Stored data
━━━━━━━━━━━━━━━━━━━━

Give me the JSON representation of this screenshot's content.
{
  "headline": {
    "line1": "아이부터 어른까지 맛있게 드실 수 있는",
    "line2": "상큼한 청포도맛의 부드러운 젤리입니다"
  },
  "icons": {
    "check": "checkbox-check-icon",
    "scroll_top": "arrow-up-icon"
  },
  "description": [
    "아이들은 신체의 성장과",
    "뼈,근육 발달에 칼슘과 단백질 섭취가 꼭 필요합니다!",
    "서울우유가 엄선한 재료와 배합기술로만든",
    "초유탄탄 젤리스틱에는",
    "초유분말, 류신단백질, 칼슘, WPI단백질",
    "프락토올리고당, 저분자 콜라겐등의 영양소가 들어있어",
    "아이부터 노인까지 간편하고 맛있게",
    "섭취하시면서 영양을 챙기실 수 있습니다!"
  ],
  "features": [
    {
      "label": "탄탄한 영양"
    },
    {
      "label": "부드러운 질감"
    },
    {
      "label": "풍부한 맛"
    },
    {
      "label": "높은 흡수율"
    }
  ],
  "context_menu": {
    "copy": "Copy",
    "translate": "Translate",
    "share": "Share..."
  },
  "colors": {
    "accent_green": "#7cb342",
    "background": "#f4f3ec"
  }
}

━━━━━━━━━━━━━━━━━━━━

## Exercise objective
Out of the material above, select every line that holds the string "아이부터".

## Solution to the problem
    "line1": "아이부터 어른까지 맛있게 드실 수 있는",
    "아이부터 노인까지 간편하고 맛있게",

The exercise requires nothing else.